Reproduce every one of the following items verbatim, keeping each line unchanged.

* RECORDS SUPPLIED:
==========

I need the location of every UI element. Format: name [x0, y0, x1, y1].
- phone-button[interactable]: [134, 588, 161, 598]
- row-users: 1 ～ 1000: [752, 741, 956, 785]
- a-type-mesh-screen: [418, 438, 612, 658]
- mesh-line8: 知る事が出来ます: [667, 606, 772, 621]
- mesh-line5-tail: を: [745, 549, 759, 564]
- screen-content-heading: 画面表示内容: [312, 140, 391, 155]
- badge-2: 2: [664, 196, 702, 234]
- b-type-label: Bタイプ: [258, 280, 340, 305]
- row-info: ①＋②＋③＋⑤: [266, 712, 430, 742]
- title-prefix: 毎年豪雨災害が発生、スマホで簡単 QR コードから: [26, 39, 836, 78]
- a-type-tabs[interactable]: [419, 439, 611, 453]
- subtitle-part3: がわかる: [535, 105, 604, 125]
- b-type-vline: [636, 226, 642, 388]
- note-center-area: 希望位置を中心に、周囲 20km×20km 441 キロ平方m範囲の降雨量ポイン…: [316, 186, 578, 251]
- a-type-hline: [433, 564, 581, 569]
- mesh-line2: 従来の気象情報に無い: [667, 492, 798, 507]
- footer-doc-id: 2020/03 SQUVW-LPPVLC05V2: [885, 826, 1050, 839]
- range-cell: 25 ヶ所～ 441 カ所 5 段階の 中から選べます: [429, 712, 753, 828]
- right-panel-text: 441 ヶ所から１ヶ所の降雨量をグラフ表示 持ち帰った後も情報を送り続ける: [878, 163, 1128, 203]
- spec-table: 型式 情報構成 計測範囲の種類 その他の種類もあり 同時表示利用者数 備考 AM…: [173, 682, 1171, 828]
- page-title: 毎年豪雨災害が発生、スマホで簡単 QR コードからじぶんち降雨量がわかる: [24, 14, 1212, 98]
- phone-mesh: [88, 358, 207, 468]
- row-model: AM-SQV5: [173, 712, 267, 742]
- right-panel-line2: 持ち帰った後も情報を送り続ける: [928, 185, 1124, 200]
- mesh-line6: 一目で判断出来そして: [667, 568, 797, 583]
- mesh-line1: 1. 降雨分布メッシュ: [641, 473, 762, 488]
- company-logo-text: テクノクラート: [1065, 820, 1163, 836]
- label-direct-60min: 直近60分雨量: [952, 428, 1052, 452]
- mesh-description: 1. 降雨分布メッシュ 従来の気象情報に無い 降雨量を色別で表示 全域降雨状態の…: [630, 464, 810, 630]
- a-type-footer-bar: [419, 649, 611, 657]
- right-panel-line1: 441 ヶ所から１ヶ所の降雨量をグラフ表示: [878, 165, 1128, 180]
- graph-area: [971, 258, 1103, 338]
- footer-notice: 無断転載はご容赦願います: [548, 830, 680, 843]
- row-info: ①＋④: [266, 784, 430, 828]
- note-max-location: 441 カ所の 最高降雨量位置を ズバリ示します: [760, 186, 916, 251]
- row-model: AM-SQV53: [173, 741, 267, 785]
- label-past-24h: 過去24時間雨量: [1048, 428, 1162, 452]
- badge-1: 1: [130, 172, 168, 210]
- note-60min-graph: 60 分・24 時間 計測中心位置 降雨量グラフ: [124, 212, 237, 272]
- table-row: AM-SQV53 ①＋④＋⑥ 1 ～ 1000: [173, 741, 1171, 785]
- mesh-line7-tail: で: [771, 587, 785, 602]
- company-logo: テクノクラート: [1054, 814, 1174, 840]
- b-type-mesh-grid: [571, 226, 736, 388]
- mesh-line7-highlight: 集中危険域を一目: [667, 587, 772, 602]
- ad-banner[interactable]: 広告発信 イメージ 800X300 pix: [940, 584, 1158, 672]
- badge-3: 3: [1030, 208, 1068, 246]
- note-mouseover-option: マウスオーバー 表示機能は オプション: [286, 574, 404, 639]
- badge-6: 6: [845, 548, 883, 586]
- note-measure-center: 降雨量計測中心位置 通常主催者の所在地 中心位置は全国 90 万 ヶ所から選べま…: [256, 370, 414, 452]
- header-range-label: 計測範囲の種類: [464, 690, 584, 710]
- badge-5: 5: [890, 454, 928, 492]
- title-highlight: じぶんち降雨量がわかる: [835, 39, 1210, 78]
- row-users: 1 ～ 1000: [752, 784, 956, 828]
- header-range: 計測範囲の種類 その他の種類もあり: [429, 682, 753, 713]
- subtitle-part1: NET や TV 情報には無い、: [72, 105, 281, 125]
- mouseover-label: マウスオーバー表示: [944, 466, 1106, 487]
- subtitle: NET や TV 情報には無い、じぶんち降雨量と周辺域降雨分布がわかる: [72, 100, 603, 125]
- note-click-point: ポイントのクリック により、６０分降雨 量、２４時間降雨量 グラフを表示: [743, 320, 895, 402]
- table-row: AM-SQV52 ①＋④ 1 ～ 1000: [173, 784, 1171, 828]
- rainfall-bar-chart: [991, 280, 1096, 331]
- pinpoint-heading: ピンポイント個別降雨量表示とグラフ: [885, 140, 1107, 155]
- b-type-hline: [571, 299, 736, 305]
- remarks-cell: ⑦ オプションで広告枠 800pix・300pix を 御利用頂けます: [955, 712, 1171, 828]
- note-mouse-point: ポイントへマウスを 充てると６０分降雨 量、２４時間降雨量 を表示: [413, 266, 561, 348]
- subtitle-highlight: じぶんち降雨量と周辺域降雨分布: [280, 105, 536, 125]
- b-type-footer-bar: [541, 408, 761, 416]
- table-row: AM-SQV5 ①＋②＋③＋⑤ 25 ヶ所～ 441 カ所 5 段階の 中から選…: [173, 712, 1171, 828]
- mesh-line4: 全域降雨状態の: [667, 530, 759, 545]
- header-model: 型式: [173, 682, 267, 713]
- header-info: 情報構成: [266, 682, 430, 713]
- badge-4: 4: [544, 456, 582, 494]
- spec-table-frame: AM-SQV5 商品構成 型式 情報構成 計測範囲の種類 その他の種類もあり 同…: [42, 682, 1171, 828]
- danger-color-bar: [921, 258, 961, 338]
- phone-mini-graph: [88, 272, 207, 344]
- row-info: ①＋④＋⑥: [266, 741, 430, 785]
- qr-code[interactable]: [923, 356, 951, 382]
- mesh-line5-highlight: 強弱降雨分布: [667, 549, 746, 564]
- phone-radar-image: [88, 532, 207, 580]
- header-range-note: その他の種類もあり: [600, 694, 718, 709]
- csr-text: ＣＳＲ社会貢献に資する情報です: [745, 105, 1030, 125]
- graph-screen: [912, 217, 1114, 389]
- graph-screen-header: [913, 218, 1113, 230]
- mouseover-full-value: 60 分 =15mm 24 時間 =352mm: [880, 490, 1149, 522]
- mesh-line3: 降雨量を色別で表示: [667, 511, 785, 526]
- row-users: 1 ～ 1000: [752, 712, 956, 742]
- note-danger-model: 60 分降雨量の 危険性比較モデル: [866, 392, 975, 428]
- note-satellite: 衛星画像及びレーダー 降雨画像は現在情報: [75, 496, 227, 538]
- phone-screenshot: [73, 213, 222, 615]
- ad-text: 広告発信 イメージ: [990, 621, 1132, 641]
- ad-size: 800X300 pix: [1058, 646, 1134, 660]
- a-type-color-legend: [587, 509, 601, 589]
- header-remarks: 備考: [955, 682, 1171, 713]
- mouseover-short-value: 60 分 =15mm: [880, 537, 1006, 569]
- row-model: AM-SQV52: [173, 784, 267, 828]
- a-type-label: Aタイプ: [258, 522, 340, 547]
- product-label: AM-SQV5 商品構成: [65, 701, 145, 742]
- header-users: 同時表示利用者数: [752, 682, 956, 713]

==========

* RESULT OF THIS EXERCISE:
I need the location of every UI element. Format: name [x0, y0, x1, y1].
- phone-button[interactable]: [134, 588, 161, 598]
- row-users: 1 ～ 1000: [752, 741, 956, 785]
- a-type-mesh-screen: [418, 438, 612, 658]
- mesh-line8: 知る事が出来ます: [667, 606, 772, 621]
- mesh-line5-tail: を: [745, 549, 759, 564]
- screen-content-heading: 画面表示内容: [312, 140, 391, 155]
- badge-2: 2: [664, 196, 702, 234]
- b-type-label: Bタイプ: [258, 280, 340, 305]
- row-info: ①＋②＋③＋⑤: [266, 712, 430, 742]
- title-prefix: 毎年豪雨災害が発生、スマホで簡単 QR コードから: [26, 39, 836, 78]
- a-type-tabs[interactable]: [419, 439, 611, 453]
- subtitle-part3: がわかる: [535, 105, 604, 125]
- b-type-vline: [636, 226, 642, 388]
- note-center-area: 希望位置を中心に、周囲 20km×20km 441 キロ平方m範囲の降雨量ポイン…: [316, 186, 578, 251]
- a-type-hline: [433, 564, 581, 569]
- mesh-line2: 従来の気象情報に無い: [667, 492, 798, 507]
- footer-doc-id: 2020/03 SQUVW-LPPVLC05V2: [885, 826, 1050, 839]
- range-cell: 25 ヶ所～ 441 カ所 5 段階の 中から選べます: [429, 712, 753, 828]
- right-panel-text: 441 ヶ所から１ヶ所の降雨量をグラフ表示 持ち帰った後も情報を送り続ける: [878, 163, 1128, 203]
- spec-table: 型式 情報構成 計測範囲の種類 その他の種類もあり 同時表示利用者数 備考 AM…: [173, 682, 1171, 828]
- page-title: 毎年豪雨災害が発生、スマホで簡単 QR コードからじぶんち降雨量がわかる: [24, 14, 1212, 98]
- phone-mesh: [88, 358, 207, 468]
- row-model: AM-SQV5: [173, 712, 267, 742]
- right-panel-line2: 持ち帰った後も情報を送り続ける: [928, 185, 1124, 200]
- mesh-line6: 一目で判断出来そして: [667, 568, 797, 583]
- mesh-line1: 1. 降雨分布メッシュ: [641, 473, 762, 488]
- company-logo-text: テクノクラート: [1065, 820, 1163, 836]
- label-direct-60min: 直近60分雨量: [952, 428, 1052, 452]
- mesh-description: 1. 降雨分布メッシュ 従来の気象情報に無い 降雨量を色別で表示 全域降雨状態の…: [630, 464, 810, 630]
- a-type-footer-bar: [419, 649, 611, 657]
- right-panel-line1: 441 ヶ所から１ヶ所の降雨量をグラフ表示: [878, 165, 1128, 180]
- graph-area: [971, 258, 1103, 338]
- footer-notice: 無断転載はご容赦願います: [548, 830, 680, 843]
- row-info: ①＋④: [266, 784, 430, 828]
- note-max-location: 441 カ所の 最高降雨量位置を ズバリ示します: [760, 186, 916, 251]
- row-model: AM-SQV53: [173, 741, 267, 785]
- label-past-24h: 過去24時間雨量: [1048, 428, 1162, 452]
- badge-1: 1: [130, 172, 168, 210]
- note-60min-graph: 60 分・24 時間 計測中心位置 降雨量グラフ: [124, 212, 237, 272]
- table-row: AM-SQV53 ①＋④＋⑥ 1 ～ 1000: [173, 741, 1171, 785]
- mesh-line7-tail: で: [771, 587, 785, 602]
- company-logo: テクノクラート: [1054, 814, 1174, 840]
- b-type-mesh-grid: [571, 226, 736, 388]
- mesh-line7-highlight: 集中危険域を一目: [667, 587, 772, 602]
- ad-banner[interactable]: 広告発信 イメージ 800X300 pix: [940, 584, 1158, 672]
- badge-3: 3: [1030, 208, 1068, 246]
- note-mouseover-option: マウスオーバー 表示機能は オプション: [286, 574, 404, 639]
- badge-6: 6: [845, 548, 883, 586]
- note-measure-center: 降雨量計測中心位置 通常主催者の所在地 中心位置は全国 90 万 ヶ所から選べま…: [256, 370, 414, 452]
- header-range-label: 計測範囲の種類: [464, 690, 584, 710]
- badge-5: 5: [890, 454, 928, 492]
- title-highlight: じぶんち降雨量がわかる: [835, 39, 1210, 78]
- row-users: 1 ～ 1000: [752, 784, 956, 828]
- header-range: 計測範囲の種類 その他の種類もあり: [429, 682, 753, 713]
- subtitle-part1: NET や TV 情報には無い、: [72, 105, 281, 125]
- mouseover-label: マウスオーバー表示: [944, 466, 1106, 487]
- subtitle: NET や TV 情報には無い、じぶんち降雨量と周辺域降雨分布がわかる: [72, 100, 603, 125]
- note-click-point: ポイントのクリック により、６０分降雨 量、２４時間降雨量 グラフを表示: [743, 320, 895, 402]
- table-row: AM-SQV52 ①＋④ 1 ～ 1000: [173, 784, 1171, 828]
- rainfall-bar-chart: [991, 280, 1096, 331]
- pinpoint-heading: ピンポイント個別降雨量表示とグラフ: [885, 140, 1107, 155]
- b-type-hline: [571, 299, 736, 305]
- remarks-cell: ⑦ オプションで広告枠 800pix・300pix を 御利用頂けます: [955, 712, 1171, 828]
- note-mouse-point: ポイントへマウスを 充てると６０分降雨 量、２４時間降雨量 を表示: [413, 266, 561, 348]
- subtitle-highlight: じぶんち降雨量と周辺域降雨分布: [280, 105, 536, 125]
- b-type-footer-bar: [541, 408, 761, 416]
- table-row: AM-SQV5 ①＋②＋③＋⑤ 25 ヶ所～ 441 カ所 5 段階の 中から選…: [173, 712, 1171, 828]
- mesh-line4: 全域降雨状態の: [667, 530, 759, 545]
- header-model: 型式: [173, 682, 267, 713]
- header-info: 情報構成: [266, 682, 430, 713]
- badge-4: 4: [544, 456, 582, 494]
- spec-table-frame: AM-SQV5 商品構成 型式 情報構成 計測範囲の種類 その他の種類もあり 同…: [42, 682, 1171, 828]
- danger-color-bar: [921, 258, 961, 338]
- phone-mini-graph: [88, 272, 207, 344]
- row-info: ①＋④＋⑥: [266, 741, 430, 785]
- qr-code[interactable]: [923, 356, 951, 382]
- mesh-line5-highlight: 強弱降雨分布: [667, 549, 746, 564]
- phone-radar-image: [88, 532, 207, 580]
- header-range-note: その他の種類もあり: [600, 694, 718, 709]
- csr-text: ＣＳＲ社会貢献に資する情報です: [745, 105, 1030, 125]
- graph-screen: [912, 217, 1114, 389]
- graph-screen-header: [913, 218, 1113, 230]
- mouseover-full-value: 60 分 =15mm 24 時間 =352mm: [880, 490, 1149, 522]
- mesh-line3: 降雨量を色別で表示: [667, 511, 785, 526]
- row-users: 1 ～ 1000: [752, 712, 956, 742]
- note-danger-model: 60 分降雨量の 危険性比較モデル: [866, 392, 975, 428]
- note-satellite: 衛星画像及びレーダー 降雨画像は現在情報: [75, 496, 227, 538]
- phone-screenshot: [73, 213, 222, 615]
- ad-text: 広告発信 イメージ: [990, 621, 1132, 641]
- ad-size: 800X300 pix: [1058, 646, 1134, 660]
- a-type-color-legend: [587, 509, 601, 589]
- header-remarks: 備考: [955, 682, 1171, 713]
- mouseover-short-value: 60 分 =15mm: [880, 537, 1006, 569]
- row-model: AM-SQV52: [173, 784, 267, 828]
- a-type-label: Aタイプ: [258, 522, 340, 547]
- product-label: AM-SQV5 商品構成: [65, 701, 145, 742]
- header-users: 同時表示利用者数: [752, 682, 956, 713]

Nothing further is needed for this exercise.